───── Input

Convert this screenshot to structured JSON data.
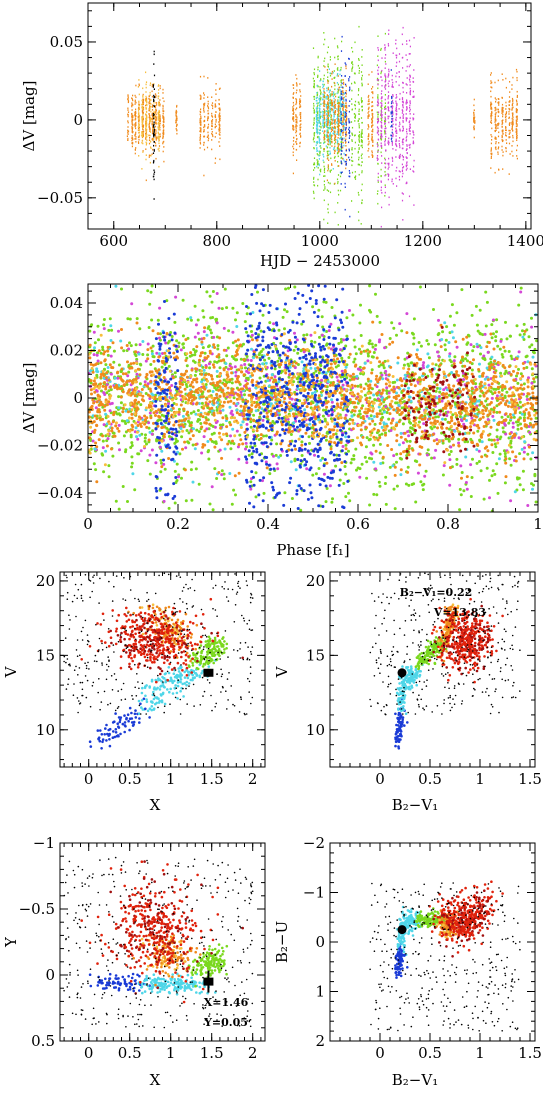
{
  "colors": {
    "orange": "#f08a1c",
    "yellow": "#f7bf3c",
    "lime": "#7ad81e",
    "cyan": "#4fd6e8",
    "blue": "#1a3bd6",
    "magenta": "#d447d6",
    "red": "#e0220c",
    "dark_red": "#a01010",
    "black": "#000000"
  },
  "chart_data": [
    {
      "id": "lightcurve",
      "type": "scatter",
      "xlabel": "HJD − 2453000",
      "ylabel": "ΔV [mag]",
      "xlim": [
        550,
        1410
      ],
      "ylim": [
        0.075,
        -0.07
      ],
      "xticks": [
        600,
        800,
        1000,
        1200,
        1400
      ],
      "yticks": [
        -0.05,
        0,
        0.05
      ],
      "ytick_labels": [
        "−0.05",
        "0",
        "0.05"
      ],
      "segments": [
        {
          "x": [
            625,
            700
          ],
          "amp": 0.022,
          "color": "orange"
        },
        {
          "x": [
            645,
            690
          ],
          "amp": 0.026,
          "color": "yellow"
        },
        {
          "x": [
            676,
            682
          ],
          "amp": 0.05,
          "color": "black"
        },
        {
          "x": [
            720,
            725
          ],
          "amp": 0.012,
          "color": "orange"
        },
        {
          "x": [
            765,
            810
          ],
          "amp": 0.022,
          "color": "orange"
        },
        {
          "x": [
            945,
            965
          ],
          "amp": 0.028,
          "color": "orange"
        },
        {
          "x": [
            985,
            1045
          ],
          "amp": 0.06,
          "color": "lime"
        },
        {
          "x": [
            990,
            1050
          ],
          "amp": 0.03,
          "color": "cyan"
        },
        {
          "x": [
            1005,
            1055
          ],
          "amp": 0.032,
          "color": "orange"
        },
        {
          "x": [
            1040,
            1060
          ],
          "amp": 0.06,
          "color": "blue"
        },
        {
          "x": [
            1060,
            1085
          ],
          "amp": 0.06,
          "color": "lime"
        },
        {
          "x": [
            1090,
            1105
          ],
          "amp": 0.028,
          "color": "orange"
        },
        {
          "x": [
            1110,
            1130
          ],
          "amp": 0.055,
          "color": "lime"
        },
        {
          "x": [
            1110,
            1185
          ],
          "amp": 0.06,
          "color": "magenta"
        },
        {
          "x": [
            1135,
            1145
          ],
          "amp": 0.03,
          "color": "blue"
        },
        {
          "x": [
            1295,
            1305
          ],
          "amp": 0.012,
          "color": "orange"
        },
        {
          "x": [
            1330,
            1385
          ],
          "amp": 0.03,
          "color": "orange"
        }
      ]
    },
    {
      "id": "phase",
      "type": "scatter",
      "xlabel": "Phase [f₁]",
      "ylabel": "ΔV [mag]",
      "xlim": [
        0,
        1
      ],
      "ylim": [
        0.048,
        -0.048
      ],
      "xticks": [
        0,
        0.2,
        0.4,
        0.6,
        0.8,
        1
      ],
      "xtick_labels": [
        "0",
        "0.2",
        "0.4",
        "0.6",
        "0.8",
        "1"
      ],
      "yticks": [
        -0.04,
        -0.02,
        0,
        0.02,
        0.04
      ],
      "ytick_labels": [
        "−0.04",
        "−0.02",
        "0",
        "0.02",
        "0.04"
      ],
      "groups": [
        {
          "color": "lime",
          "n": 1700,
          "spread": 0.02
        },
        {
          "color": "magenta",
          "n": 500,
          "spread": 0.018
        },
        {
          "color": "cyan",
          "n": 400,
          "spread": 0.014
        },
        {
          "color": "orange",
          "n": 1500,
          "spread": 0.011
        },
        {
          "color": "blue",
          "n": 550,
          "spread": 0.026,
          "x": [
            0.35,
            0.58
          ]
        },
        {
          "color": "blue",
          "n": 120,
          "spread": 0.024,
          "x": [
            0.15,
            0.2
          ]
        },
        {
          "color": "yellow",
          "n": 300,
          "spread": 0.01
        },
        {
          "color": "dark_red",
          "n": 120,
          "spread": 0.01,
          "x": [
            0.7,
            0.86
          ]
        }
      ]
    },
    {
      "id": "cmd-xv",
      "type": "scatter",
      "xlabel": "X",
      "ylabel": "V",
      "xlim": [
        -0.35,
        2.15
      ],
      "ylim": [
        20.6,
        7.5
      ],
      "xticks": [
        0,
        0.5,
        1,
        1.5,
        2
      ],
      "xtick_labels": [
        "0",
        "0.5",
        "1",
        "1.5",
        "2"
      ],
      "yticks": [
        10,
        15,
        20
      ],
      "ytick_labels": [
        "10",
        "15",
        "20"
      ],
      "star": {
        "x": 1.46,
        "y": 13.83
      }
    },
    {
      "id": "cmd-bv",
      "type": "scatter",
      "xlabel": "B₂−V₁",
      "ylabel": "V",
      "xlim": [
        -0.5,
        1.55
      ],
      "ylim": [
        20.6,
        7.5
      ],
      "xticks": [
        0,
        0.5,
        1,
        1.5
      ],
      "xtick_labels": [
        "0",
        "0.5",
        "1",
        "1.5"
      ],
      "yticks": [
        10,
        15,
        20
      ],
      "ytick_labels": [
        "10",
        "15",
        "20"
      ],
      "star": {
        "x": 0.22,
        "y": 13.83
      },
      "annotation": [
        "B₂−V₁=0.22",
        "V=13.83"
      ]
    },
    {
      "id": "cc-xy",
      "type": "scatter",
      "xlabel": "X",
      "ylabel": "Y",
      "xlim": [
        -0.35,
        2.15
      ],
      "ylim": [
        -1.0,
        0.5
      ],
      "xticks": [
        0,
        0.5,
        1,
        1.5,
        2
      ],
      "xtick_labels": [
        "0",
        "0.5",
        "1",
        "1.5",
        "2"
      ],
      "yticks": [
        -1,
        -0.5,
        0,
        0.5
      ],
      "ytick_labels": [
        "−1",
        "−0.5",
        "0",
        "0.5"
      ],
      "star": {
        "x": 1.46,
        "y": 0.05
      },
      "annotation": [
        "X=1.46",
        "Y=0.05"
      ]
    },
    {
      "id": "cc-bu",
      "type": "scatter",
      "xlabel": "B₂−V₁",
      "ylabel": "B₂−U",
      "xlim": [
        -0.5,
        1.55
      ],
      "ylim": [
        -2.0,
        2.0
      ],
      "xticks": [
        0,
        0.5,
        1,
        1.5
      ],
      "xtick_labels": [
        "0",
        "0.5",
        "1",
        "1.5"
      ],
      "yticks": [
        -2,
        -1,
        0,
        1,
        2
      ],
      "ytick_labels": [
        "−2",
        "−1",
        "0",
        "1",
        "2"
      ],
      "star": {
        "x": 0.22,
        "y": -0.25
      }
    }
  ]
}
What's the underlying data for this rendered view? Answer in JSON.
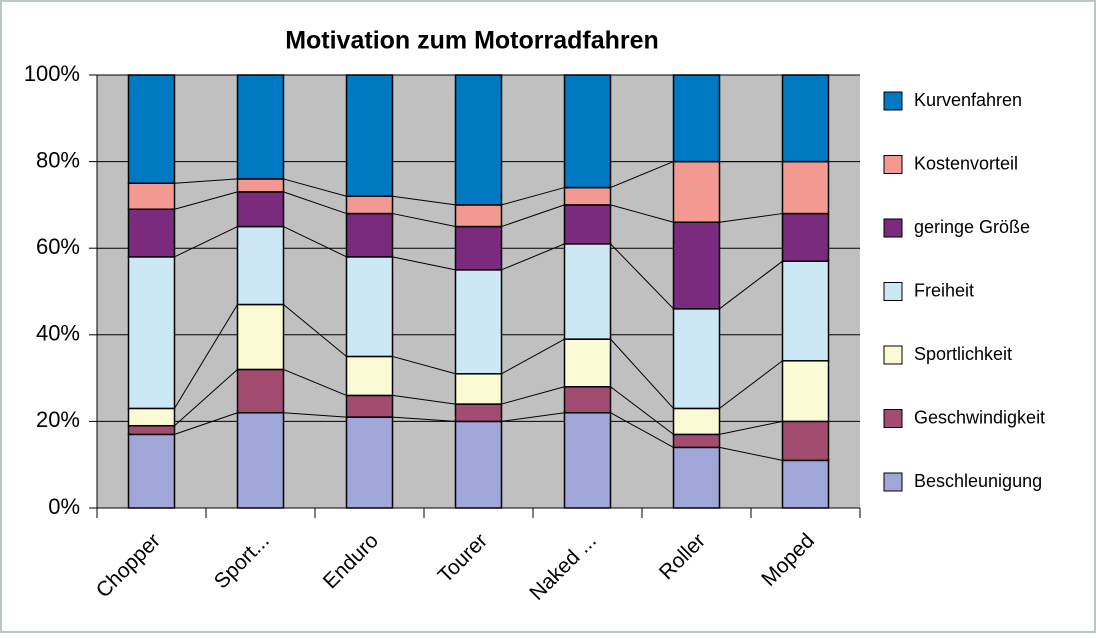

──────────

Objective:
The word "yellow" may occur in lines of the records. Report how many such lines there are, giving only the number.

Exercise answer:
3